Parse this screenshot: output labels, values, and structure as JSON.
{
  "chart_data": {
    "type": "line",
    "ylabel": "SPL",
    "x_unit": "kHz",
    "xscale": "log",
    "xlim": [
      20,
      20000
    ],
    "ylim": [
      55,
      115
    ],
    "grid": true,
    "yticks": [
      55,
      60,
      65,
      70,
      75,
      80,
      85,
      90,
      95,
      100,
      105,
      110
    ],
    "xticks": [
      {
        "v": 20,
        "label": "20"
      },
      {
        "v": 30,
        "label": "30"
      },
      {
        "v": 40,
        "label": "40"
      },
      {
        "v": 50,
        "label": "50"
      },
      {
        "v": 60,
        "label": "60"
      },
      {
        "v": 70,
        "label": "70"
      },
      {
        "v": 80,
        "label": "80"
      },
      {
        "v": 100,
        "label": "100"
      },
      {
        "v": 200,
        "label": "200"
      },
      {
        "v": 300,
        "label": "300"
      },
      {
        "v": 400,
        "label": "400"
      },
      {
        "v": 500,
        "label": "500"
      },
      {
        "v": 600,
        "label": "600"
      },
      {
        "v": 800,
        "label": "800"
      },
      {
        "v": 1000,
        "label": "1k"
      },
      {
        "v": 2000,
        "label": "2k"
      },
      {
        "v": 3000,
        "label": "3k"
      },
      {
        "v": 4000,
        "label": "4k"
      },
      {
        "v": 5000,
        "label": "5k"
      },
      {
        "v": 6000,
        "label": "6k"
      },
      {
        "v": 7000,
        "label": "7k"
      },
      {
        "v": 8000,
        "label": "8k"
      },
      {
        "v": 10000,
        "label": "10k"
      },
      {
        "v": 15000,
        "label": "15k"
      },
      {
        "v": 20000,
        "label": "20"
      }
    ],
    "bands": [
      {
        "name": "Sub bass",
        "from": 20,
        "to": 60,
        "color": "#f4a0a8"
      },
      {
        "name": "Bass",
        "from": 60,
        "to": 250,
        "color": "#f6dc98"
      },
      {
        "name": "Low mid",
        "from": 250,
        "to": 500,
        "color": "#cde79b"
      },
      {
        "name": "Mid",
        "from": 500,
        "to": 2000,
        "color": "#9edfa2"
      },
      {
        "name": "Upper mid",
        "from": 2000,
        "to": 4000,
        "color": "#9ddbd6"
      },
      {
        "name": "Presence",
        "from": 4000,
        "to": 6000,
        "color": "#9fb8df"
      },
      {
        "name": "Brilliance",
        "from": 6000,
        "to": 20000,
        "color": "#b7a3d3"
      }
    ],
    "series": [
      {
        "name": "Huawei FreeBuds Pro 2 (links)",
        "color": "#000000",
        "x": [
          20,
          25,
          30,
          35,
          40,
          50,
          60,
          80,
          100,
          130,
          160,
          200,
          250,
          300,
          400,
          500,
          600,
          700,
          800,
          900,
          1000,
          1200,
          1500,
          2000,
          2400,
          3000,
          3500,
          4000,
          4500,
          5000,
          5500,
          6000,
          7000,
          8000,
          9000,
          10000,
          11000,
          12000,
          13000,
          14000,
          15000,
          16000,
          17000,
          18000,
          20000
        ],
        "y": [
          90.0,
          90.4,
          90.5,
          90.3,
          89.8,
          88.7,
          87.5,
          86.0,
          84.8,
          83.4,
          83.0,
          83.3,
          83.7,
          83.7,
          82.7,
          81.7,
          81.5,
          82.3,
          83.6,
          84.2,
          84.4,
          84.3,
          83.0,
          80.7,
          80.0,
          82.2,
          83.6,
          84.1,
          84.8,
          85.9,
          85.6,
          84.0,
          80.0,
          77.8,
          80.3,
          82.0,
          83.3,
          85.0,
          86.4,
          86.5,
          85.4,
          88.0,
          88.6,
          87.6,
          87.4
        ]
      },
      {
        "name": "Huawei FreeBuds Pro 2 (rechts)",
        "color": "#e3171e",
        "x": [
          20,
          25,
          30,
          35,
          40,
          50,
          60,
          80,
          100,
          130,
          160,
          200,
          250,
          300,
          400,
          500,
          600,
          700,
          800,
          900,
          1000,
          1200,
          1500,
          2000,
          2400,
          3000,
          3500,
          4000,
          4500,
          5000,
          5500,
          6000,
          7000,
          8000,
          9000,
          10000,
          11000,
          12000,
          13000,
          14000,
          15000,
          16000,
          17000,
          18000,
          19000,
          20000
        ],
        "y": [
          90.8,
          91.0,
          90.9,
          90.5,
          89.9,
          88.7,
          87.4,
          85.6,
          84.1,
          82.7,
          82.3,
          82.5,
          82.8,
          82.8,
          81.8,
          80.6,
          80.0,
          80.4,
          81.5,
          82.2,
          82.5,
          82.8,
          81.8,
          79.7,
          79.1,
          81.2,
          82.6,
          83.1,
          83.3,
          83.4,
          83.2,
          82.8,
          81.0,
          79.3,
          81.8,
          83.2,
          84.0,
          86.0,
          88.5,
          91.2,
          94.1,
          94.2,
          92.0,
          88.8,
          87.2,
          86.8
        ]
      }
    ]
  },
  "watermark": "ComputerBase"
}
━━━━
> EXERCISE INSTRUCTIONS
Only the number is wanted: how many lines in the data include the string "color"?

> ANSWER TO THIS TASK
9